Your copy of the material must match it exactly, except that pictures are dropped.

-------- Material --------

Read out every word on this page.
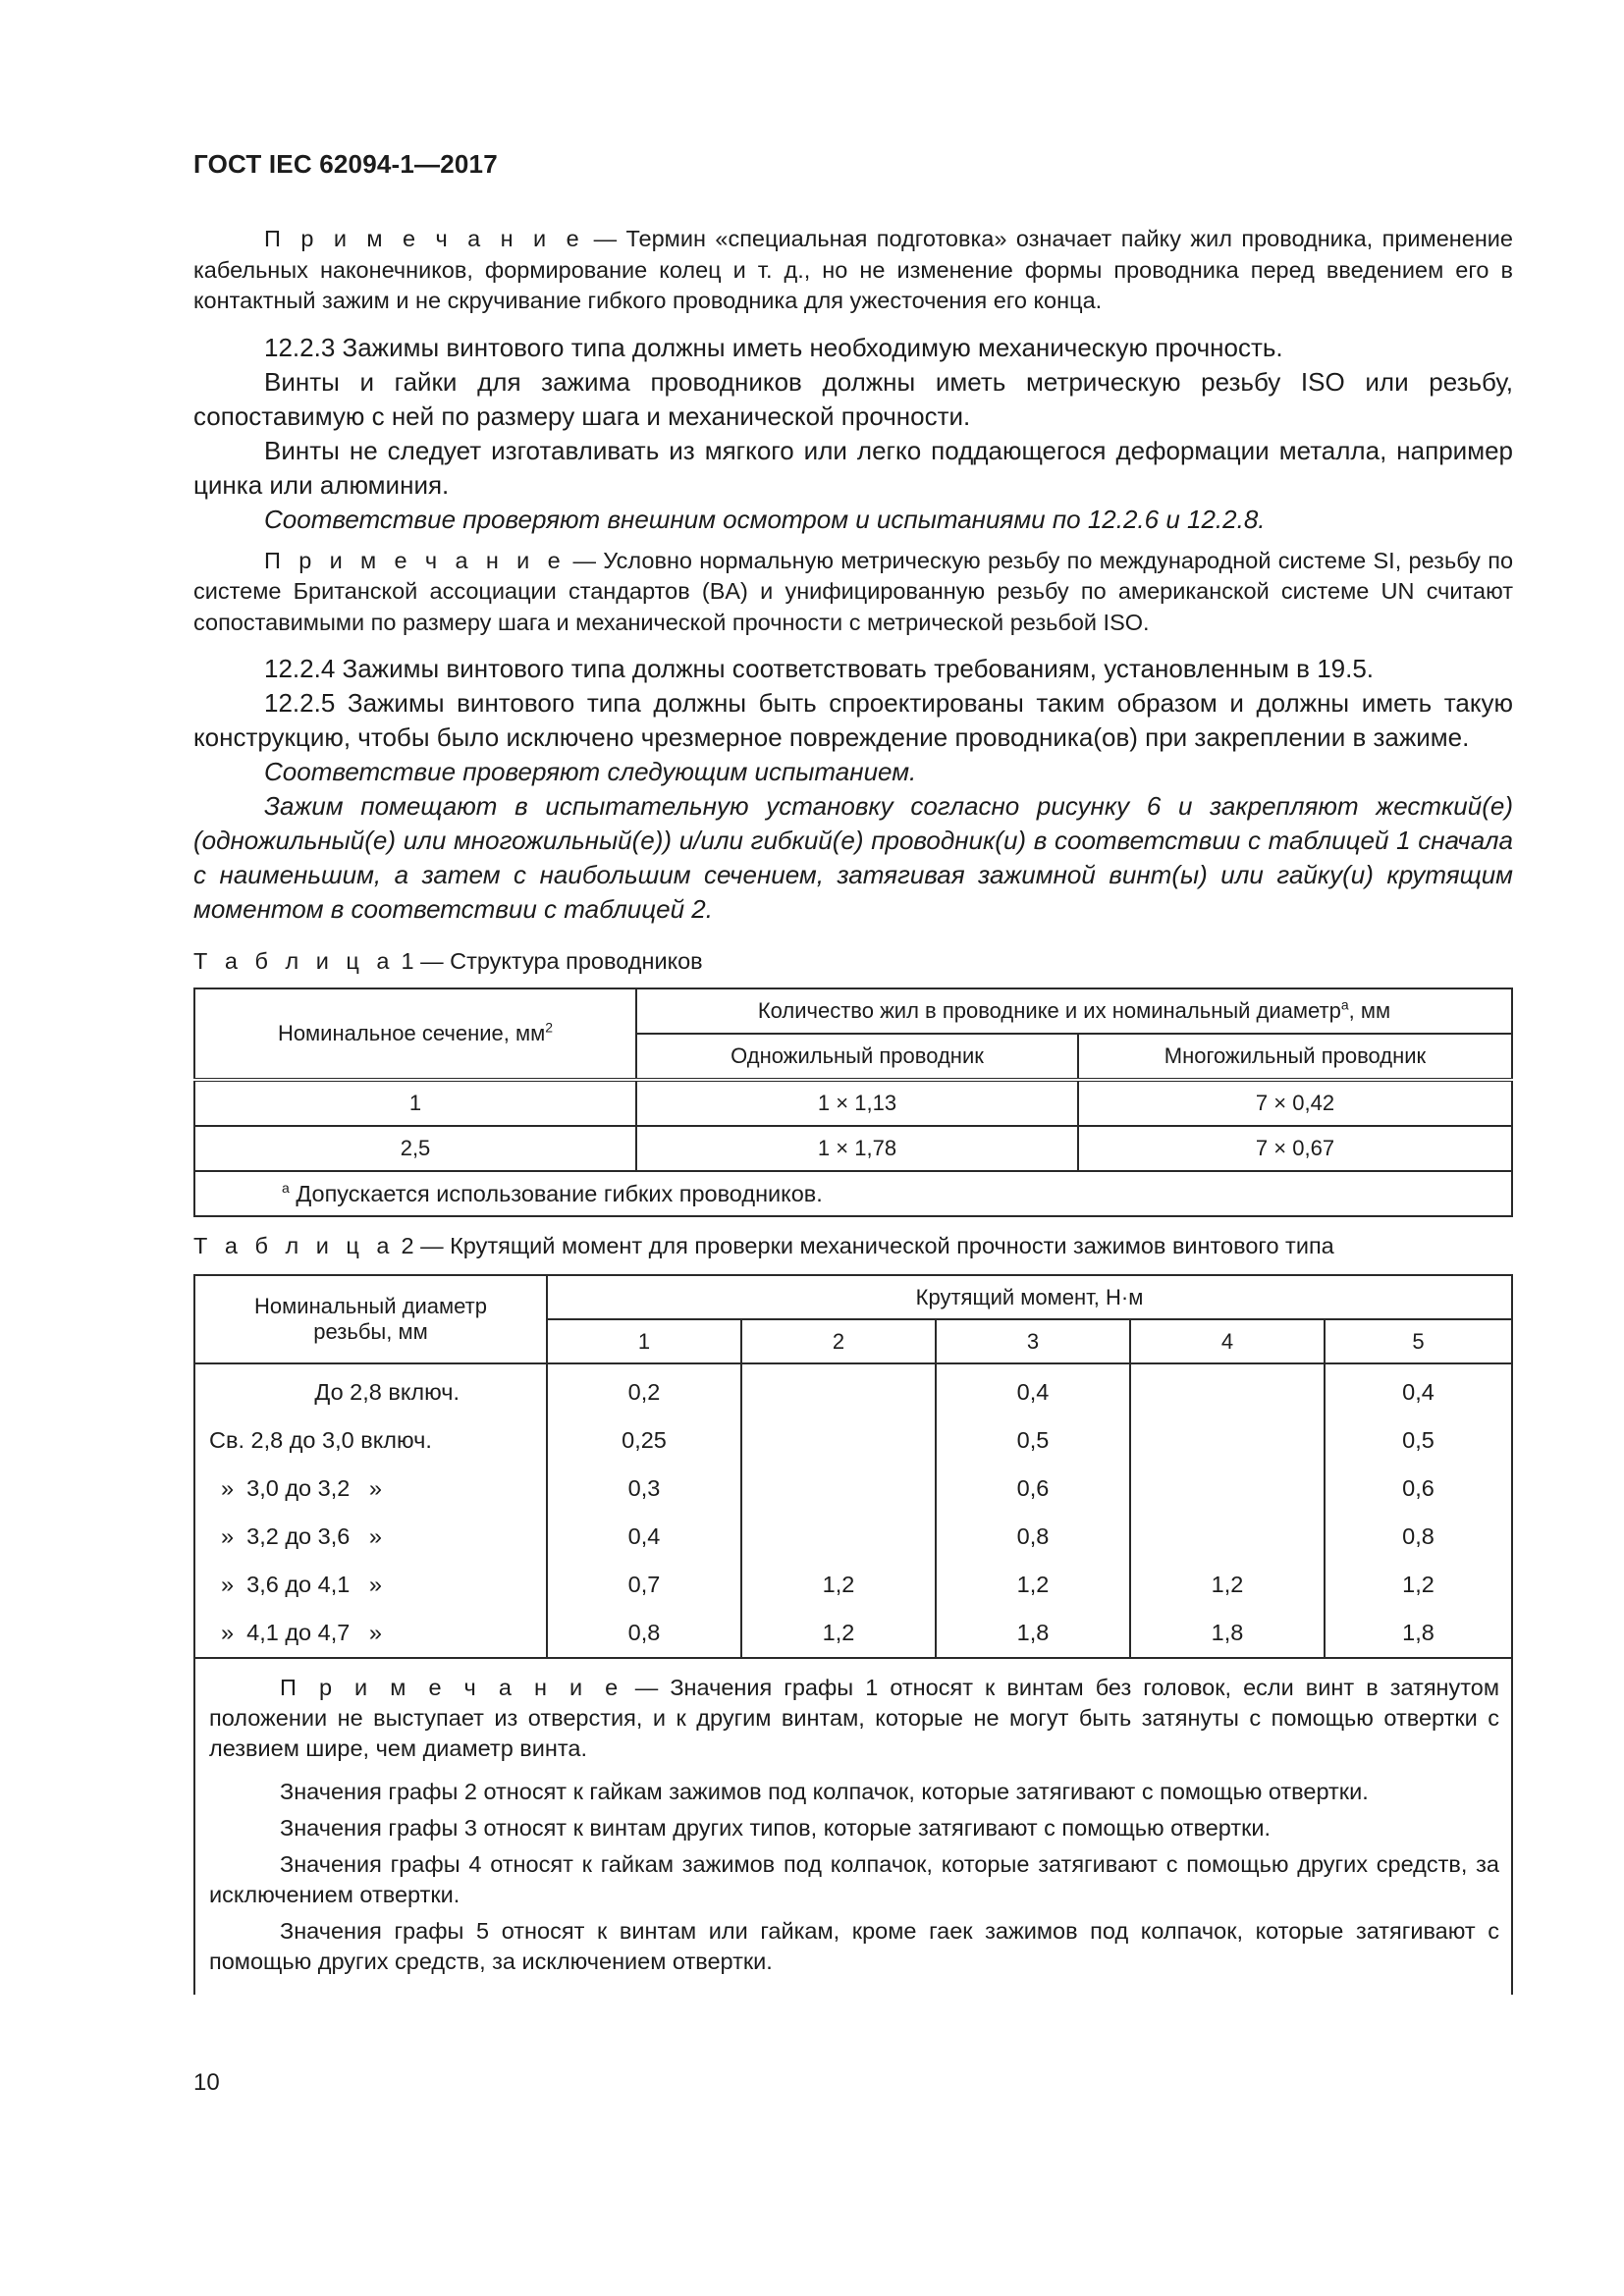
ГОСТ IEC 62094-1—2017

П р и м е ч а н и е — Термин «специальная подготовка» означает пайку жил проводника, применение кабельных наконечников, формирование колец и т. д., но не изменение формы проводника перед введением его в контактный зажим и не скручивание гибкого проводника для ужесточения его конца.

12.2.3 Зажимы винтового типа должны иметь необходимую механическую прочность.

Винты и гайки для зажима проводников должны иметь метрическую резьбу ISO или резьбу, сопоставимую с ней по размеру шага и механической прочности.

Винты не следует изготавливать из мягкого или легко поддающегося деформации металла, например цинка или алюминия.

Соответствие проверяют внешним осмотром и испытаниями по 12.2.6 и 12.2.8.

П р и м е ч а н и е — Условно нормальную метрическую резьбу по международной системе SI, резьбу по системе Британской ассоциации стандартов (BA) и унифицированную резьбу по американской системе UN считают сопоставимыми по размеру шага и механической прочности с метрической резьбой ISO.

12.2.4 Зажимы винтового типа должны соответствовать требованиям, установленным в 19.5.

12.2.5 Зажимы винтового типа должны быть спроектированы таким образом и должны иметь такую конструкцию, чтобы было исключено чрезмерное повреждение проводника(ов) при закреплении в зажиме.

Соответствие проверяют следующим испытанием.

Зажим помещают в испытательную установку согласно рисунку 6 и закрепляют жесткий(е) (одножильный(е) или многожильный(е)) и/или гибкий(е) проводник(и) в соответствии с таблицей 1 сначала с наименьшим, а затем с наибольшим сечением, затягивая зажимной винт(ы) или гайку(и) крутящим моментом в соответствии с таблицей 2.

Т а б л и ц а 1 — Структура проводников

Номинальное сечение, $мм^2$	Количество жил в проводнике и их номинальный диаметр$^a$, мм	
	Одножильный проводник	Многожильный проводник
1	1 × 1,13	7 × 0,42
2,5	1 × 1,78	7 × 0,67
$^a$ Допускается использование гибких проводников.		

Т а б л и ц а 2 — Крутящий момент для проверки механической прочности зажимов винтового типа

Номинальный диаметр резьбы, мм	Крутящий момент, Н·м				
	1	2	3	4	5
До 2,8 включ.	0,2		0,4		0,4
Св. 2,8 до 3,0 включ.	0,25		0,5		0,5
»  3,0 до 3,2   »	0,3		0,6		0,6
»  3,2 до 3,6   »	0,4		0,8		0,8
»  3,6 до 4,1   »	0,7	1,2	1,2	1,2	1,2
»  4,1 до 4,7   »	0,8	1,2	1,8	1,8	1,8

П р и м е ч а н и е — Значения графы 1 относят к винтам без головок, если винт в затянутом положении не выступает из отверстия, и к другим винтам, которые не могут быть затянуты с помощью отвертки с лезвием шире, чем диаметр винта.

Значения графы 2 относят к гайкам зажимов под колпачок, которые затягивают с помощью отвертки.

Значения графы 3 относят к винтам других типов, которые затягивают с помощью отвертки.

Значения графы 4 относят к гайкам зажимов под колпачок, которые затягивают с помощью других средств, за исключением отвертки.

Значения графы 5 относят к винтам или гайкам, кроме гаек зажимов под колпачок, которые затягивают с помощью других средств, за исключением отвертки.					

10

--------

> Right answer
Read out every word on this page.
ГОСТ IEC 62094-1—2017

П р и м е ч а н и е — Термин «специальная подготовка» означает пайку жил проводника, применение кабельных наконечников, формирование колец и т. д., но не изменение формы проводника перед введением его в контактный зажим и не скручивание гибкого проводника для ужесточения его конца.

12.2.3 Зажимы винтового типа должны иметь необходимую механическую прочность.

Винты и гайки для зажима проводников должны иметь метрическую резьбу ISO или резьбу, сопоставимую с ней по размеру шага и механической прочности.

Винты не следует изготавливать из мягкого или легко поддающегося деформации металла, например цинка или алюминия.

Соответствие проверяют внешним осмотром и испытаниями по 12.2.6 и 12.2.8.

П р и м е ч а н и е — Условно нормальную метрическую резьбу по международной системе SI, резьбу по системе Британской ассоциации стандартов (BA) и унифицированную резьбу по американской системе UN считают сопоставимыми по размеру шага и механической прочности с метрической резьбой ISO.

12.2.4 Зажимы винтового типа должны соответствовать требованиям, установленным в 19.5.

12.2.5 Зажимы винтового типа должны быть спроектированы таким образом и должны иметь такую конструкцию, чтобы было исключено чрезмерное повреждение проводника(ов) при закреплении в зажиме.

Соответствие проверяют следующим испытанием.

Зажим помещают в испытательную установку согласно рисунку 6 и закрепляют жесткий(е) (одножильный(е) или многожильный(е)) и/или гибкий(е) проводник(и) в соответствии с таблицей 1 сначала с наименьшим, а затем с наибольшим сечением, затягивая зажимной винт(ы) или гайку(и) крутящим моментом в соответствии с таблицей 2.

Т а б л и ц а 1 — Структура проводников

Номинальное сечение, $мм^2$	Количество жил в проводнике и их номинальный диаметр$^a$, мм	
	Одножильный проводник	Многожильный проводник
1	1 × 1,13	7 × 0,42
2,5	1 × 1,78	7 × 0,67
$^a$ Допускается использование гибких проводников.		

Т а б л и ц а 2 — Крутящий момент для проверки механической прочности зажимов винтового типа

Номинальный диаметр резьбы, мм	Крутящий момент, Н·м				
	1	2	3	4	5
До 2,8 включ.	0,2		0,4		0,4
Св. 2,8 до 3,0 включ.	0,25		0,5		0,5
»  3,0 до 3,2   »	0,3		0,6		0,6
»  3,2 до 3,6   »	0,4		0,8		0,8
»  3,6 до 4,1   »	0,7	1,2	1,2	1,2	1,2
»  4,1 до 4,7   »	0,8	1,2	1,8	1,8	1,8

П р и м е ч а н и е — Значения графы 1 относят к винтам без головок, если винт в затянутом положении не выступает из отверстия, и к другим винтам, которые не могут быть затянуты с помощью отвертки с лезвием шире, чем диаметр винта.

Значения графы 2 относят к гайкам зажимов под колпачок, которые затягивают с помощью отвертки.

Значения графы 3 относят к винтам других типов, которые затягивают с помощью отвертки.

Значения графы 4 относят к гайкам зажимов под колпачок, которые затягивают с помощью других средств, за исключением отвертки.

Значения графы 5 относят к винтам или гайкам, кроме гаек зажимов под колпачок, которые затягивают с помощью других средств, за исключением отвертки.					

10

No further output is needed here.